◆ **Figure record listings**

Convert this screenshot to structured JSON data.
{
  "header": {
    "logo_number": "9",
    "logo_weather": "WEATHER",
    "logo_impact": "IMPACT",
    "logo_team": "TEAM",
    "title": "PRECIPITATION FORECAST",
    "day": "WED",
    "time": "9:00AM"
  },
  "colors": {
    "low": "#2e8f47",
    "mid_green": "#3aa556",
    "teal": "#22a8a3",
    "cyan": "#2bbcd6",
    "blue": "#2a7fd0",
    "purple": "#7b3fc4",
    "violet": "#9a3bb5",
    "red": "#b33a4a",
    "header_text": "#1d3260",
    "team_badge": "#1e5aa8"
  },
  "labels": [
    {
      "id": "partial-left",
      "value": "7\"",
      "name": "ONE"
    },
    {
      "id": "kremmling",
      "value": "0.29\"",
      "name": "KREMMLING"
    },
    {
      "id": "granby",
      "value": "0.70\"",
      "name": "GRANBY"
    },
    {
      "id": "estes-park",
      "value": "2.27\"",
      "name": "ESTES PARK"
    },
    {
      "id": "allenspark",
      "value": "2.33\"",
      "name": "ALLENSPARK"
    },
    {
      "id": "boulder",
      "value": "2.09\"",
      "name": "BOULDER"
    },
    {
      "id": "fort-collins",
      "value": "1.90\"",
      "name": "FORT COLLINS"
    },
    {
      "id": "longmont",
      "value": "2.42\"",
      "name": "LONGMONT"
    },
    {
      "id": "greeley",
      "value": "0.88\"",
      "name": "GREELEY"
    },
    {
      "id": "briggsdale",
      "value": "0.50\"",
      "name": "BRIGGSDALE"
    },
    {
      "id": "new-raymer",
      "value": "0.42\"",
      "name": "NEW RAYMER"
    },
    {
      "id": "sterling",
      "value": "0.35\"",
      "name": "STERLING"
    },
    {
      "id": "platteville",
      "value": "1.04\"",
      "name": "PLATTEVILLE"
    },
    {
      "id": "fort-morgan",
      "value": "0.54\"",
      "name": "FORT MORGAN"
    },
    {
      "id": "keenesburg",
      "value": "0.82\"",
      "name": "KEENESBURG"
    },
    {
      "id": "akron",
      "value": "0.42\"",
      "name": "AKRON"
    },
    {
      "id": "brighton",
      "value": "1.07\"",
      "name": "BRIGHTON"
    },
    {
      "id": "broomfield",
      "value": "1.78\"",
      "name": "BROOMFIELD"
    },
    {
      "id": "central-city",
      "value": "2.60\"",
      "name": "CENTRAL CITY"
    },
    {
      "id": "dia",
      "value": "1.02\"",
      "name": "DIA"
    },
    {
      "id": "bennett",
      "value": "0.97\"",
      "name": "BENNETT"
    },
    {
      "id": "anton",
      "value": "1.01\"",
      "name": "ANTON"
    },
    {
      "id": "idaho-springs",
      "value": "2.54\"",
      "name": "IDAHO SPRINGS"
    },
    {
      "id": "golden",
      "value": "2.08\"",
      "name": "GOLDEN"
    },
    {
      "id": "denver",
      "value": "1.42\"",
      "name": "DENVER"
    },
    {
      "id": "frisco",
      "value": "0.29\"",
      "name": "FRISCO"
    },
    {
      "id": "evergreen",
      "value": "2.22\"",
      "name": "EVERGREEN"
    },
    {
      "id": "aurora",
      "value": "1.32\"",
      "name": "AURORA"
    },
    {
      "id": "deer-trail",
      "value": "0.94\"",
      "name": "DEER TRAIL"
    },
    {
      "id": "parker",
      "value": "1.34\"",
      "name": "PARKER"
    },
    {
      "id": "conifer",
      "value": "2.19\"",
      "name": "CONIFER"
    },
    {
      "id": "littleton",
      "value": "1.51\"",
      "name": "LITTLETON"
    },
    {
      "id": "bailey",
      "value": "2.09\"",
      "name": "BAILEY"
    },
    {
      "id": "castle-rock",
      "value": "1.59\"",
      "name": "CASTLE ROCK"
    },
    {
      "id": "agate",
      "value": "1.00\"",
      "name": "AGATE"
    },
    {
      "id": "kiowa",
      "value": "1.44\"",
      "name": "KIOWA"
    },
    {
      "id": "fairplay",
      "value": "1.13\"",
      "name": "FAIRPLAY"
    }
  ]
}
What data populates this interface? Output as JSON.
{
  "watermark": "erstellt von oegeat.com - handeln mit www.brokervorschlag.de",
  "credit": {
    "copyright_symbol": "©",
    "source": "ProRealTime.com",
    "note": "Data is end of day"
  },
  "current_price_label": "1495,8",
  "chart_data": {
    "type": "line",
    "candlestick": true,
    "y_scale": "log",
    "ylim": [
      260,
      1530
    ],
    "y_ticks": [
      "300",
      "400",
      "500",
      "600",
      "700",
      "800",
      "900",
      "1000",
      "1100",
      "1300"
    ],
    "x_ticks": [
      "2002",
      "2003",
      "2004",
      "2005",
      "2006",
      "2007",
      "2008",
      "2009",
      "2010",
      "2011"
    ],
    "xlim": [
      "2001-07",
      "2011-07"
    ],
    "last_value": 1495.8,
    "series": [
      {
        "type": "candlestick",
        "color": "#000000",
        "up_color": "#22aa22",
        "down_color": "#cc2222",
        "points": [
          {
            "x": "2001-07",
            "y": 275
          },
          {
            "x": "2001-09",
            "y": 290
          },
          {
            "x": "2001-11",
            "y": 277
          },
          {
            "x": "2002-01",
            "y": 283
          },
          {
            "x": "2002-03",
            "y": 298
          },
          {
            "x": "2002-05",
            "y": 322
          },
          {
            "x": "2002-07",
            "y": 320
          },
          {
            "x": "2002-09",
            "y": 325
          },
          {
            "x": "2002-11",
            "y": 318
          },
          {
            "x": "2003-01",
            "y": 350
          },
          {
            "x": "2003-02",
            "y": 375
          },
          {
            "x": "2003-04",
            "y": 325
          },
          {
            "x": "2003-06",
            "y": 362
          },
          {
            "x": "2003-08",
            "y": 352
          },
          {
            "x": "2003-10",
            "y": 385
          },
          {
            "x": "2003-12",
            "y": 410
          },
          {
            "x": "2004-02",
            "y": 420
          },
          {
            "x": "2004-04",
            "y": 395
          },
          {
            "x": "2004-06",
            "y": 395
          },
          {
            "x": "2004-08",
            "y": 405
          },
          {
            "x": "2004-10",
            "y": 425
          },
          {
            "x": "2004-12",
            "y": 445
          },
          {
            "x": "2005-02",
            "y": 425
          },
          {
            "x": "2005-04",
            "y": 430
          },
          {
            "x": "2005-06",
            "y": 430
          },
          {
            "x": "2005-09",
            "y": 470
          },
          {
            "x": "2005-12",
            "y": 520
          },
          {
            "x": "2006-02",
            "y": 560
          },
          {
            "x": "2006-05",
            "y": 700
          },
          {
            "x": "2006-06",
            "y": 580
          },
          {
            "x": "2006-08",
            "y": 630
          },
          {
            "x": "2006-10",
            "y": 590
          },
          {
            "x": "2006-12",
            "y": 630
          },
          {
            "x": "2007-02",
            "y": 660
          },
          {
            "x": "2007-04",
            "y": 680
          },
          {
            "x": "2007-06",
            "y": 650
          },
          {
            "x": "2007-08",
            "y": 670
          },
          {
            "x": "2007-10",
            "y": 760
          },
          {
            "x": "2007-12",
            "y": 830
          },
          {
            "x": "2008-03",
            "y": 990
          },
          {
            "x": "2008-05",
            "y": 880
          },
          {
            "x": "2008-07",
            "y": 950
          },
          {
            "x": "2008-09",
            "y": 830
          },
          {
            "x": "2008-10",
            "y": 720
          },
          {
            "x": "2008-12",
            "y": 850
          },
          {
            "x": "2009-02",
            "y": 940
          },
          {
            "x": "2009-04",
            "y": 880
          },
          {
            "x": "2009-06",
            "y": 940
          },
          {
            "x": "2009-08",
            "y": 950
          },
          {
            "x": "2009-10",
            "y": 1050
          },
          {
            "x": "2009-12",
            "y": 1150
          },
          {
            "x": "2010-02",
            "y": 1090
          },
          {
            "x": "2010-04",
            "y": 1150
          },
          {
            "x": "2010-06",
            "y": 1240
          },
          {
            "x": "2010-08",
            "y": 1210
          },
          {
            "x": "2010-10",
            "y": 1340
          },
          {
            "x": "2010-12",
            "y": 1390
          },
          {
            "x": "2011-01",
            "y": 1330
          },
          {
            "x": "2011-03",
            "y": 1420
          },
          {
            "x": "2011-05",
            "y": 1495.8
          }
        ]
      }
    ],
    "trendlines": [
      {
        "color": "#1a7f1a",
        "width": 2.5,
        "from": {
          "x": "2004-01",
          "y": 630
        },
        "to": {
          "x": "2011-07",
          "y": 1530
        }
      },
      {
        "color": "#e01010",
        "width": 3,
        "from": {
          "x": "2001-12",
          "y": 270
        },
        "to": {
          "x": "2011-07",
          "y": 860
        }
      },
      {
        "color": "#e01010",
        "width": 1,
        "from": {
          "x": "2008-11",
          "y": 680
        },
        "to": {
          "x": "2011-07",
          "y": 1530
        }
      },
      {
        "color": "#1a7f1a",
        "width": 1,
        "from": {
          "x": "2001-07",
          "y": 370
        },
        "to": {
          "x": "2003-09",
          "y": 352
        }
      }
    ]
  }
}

◆ **AIM OF THE TASK**
Pick out and copy the lines of the material that include the word "candlestick".

◆ **RESULT**
    "candlestick": true,
        "type": "candlestick",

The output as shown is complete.